▸ **SHORT EXERCISE**
Leaving out the pictures, transcribe all of the records faithfully.
--- start INPUT RECORDS ---
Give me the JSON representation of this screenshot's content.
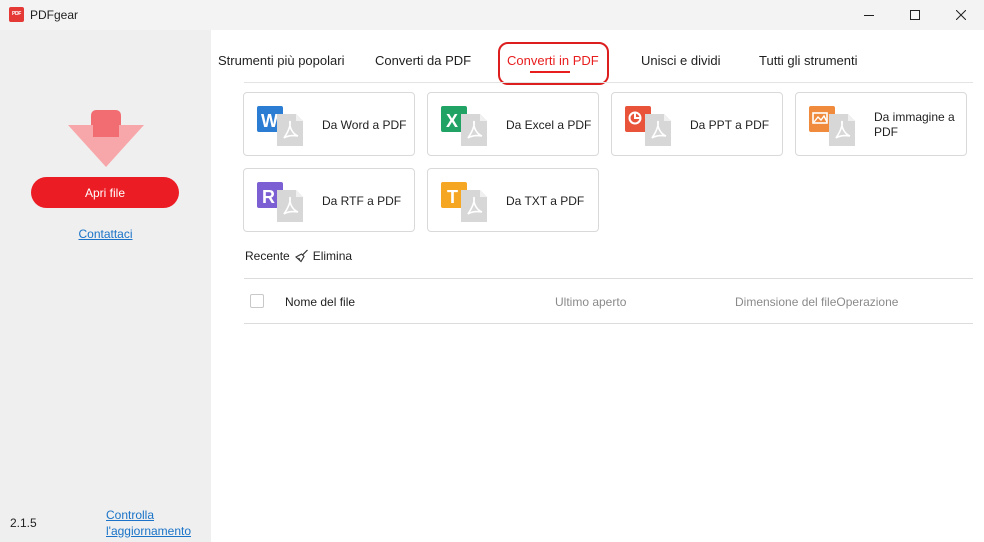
{
  "app": {
    "title": "PDFgear",
    "logo_text": "PDF"
  },
  "sidebar": {
    "open_button": "Apri file",
    "contact_link": "Contattaci",
    "version": "2.1.5",
    "update_link_line1": "Controlla",
    "update_link_line2": "l'aggiornamento"
  },
  "tabs": [
    {
      "label": "Strumenti più popolari",
      "active": false
    },
    {
      "label": "Converti da PDF",
      "active": false
    },
    {
      "label": "Converti in PDF",
      "active": true
    },
    {
      "label": "Unisci e dividi",
      "active": false
    },
    {
      "label": "Tutti gli strumenti",
      "active": false
    }
  ],
  "tools": [
    {
      "label": "Da Word a PDF",
      "icon": "word-to-pdf-icon",
      "letter": "W",
      "color": "#2b7cd3"
    },
    {
      "label": "Da Excel a PDF",
      "icon": "excel-to-pdf-icon",
      "letter": "X",
      "color": "#21a366"
    },
    {
      "label": "Da PPT a PDF",
      "icon": "ppt-to-pdf-icon",
      "letter": "P",
      "color": "#e8533a"
    },
    {
      "label_line1": "Da immagine a",
      "label_line2": "PDF",
      "icon": "image-to-pdf-icon",
      "color": "#f08a3c"
    },
    {
      "label": "Da RTF a PDF",
      "icon": "rtf-to-pdf-icon",
      "letter": "R",
      "color": "#7c5fd3"
    },
    {
      "label": "Da TXT a PDF",
      "icon": "txt-to-pdf-icon",
      "letter": "T",
      "color": "#f5a623"
    }
  ],
  "recent": {
    "label": "Recente",
    "clear_label": "Elimina"
  },
  "table": {
    "columns": {
      "name": "Nome del file",
      "last_opened": "Ultimo aperto",
      "size_and_op": "Dimensione del fileOperazione"
    }
  }
}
--- end INPUT RECORDS ---
▸ **SOLVED EXERCISE**
Give me the JSON representation of this screenshot's content.
{
  "app": {
    "title": "PDFgear",
    "logo_text": "PDF"
  },
  "sidebar": {
    "open_button": "Apri file",
    "contact_link": "Contattaci",
    "version": "2.1.5",
    "update_link_line1": "Controlla",
    "update_link_line2": "l'aggiornamento"
  },
  "tabs": [
    {
      "label": "Strumenti più popolari",
      "active": false
    },
    {
      "label": "Converti da PDF",
      "active": false
    },
    {
      "label": "Converti in PDF",
      "active": true
    },
    {
      "label": "Unisci e dividi",
      "active": false
    },
    {
      "label": "Tutti gli strumenti",
      "active": false
    }
  ],
  "tools": [
    {
      "label": "Da Word a PDF",
      "icon": "word-to-pdf-icon",
      "letter": "W",
      "color": "#2b7cd3"
    },
    {
      "label": "Da Excel a PDF",
      "icon": "excel-to-pdf-icon",
      "letter": "X",
      "color": "#21a366"
    },
    {
      "label": "Da PPT a PDF",
      "icon": "ppt-to-pdf-icon",
      "letter": "P",
      "color": "#e8533a"
    },
    {
      "label_line1": "Da immagine a",
      "label_line2": "PDF",
      "icon": "image-to-pdf-icon",
      "color": "#f08a3c"
    },
    {
      "label": "Da RTF a PDF",
      "icon": "rtf-to-pdf-icon",
      "letter": "R",
      "color": "#7c5fd3"
    },
    {
      "label": "Da TXT a PDF",
      "icon": "txt-to-pdf-icon",
      "letter": "T",
      "color": "#f5a623"
    }
  ],
  "recent": {
    "label": "Recente",
    "clear_label": "Elimina"
  },
  "table": {
    "columns": {
      "name": "Nome del file",
      "last_opened": "Ultimo aperto",
      "size_and_op": "Dimensione del fileOperazione"
    }
  }
}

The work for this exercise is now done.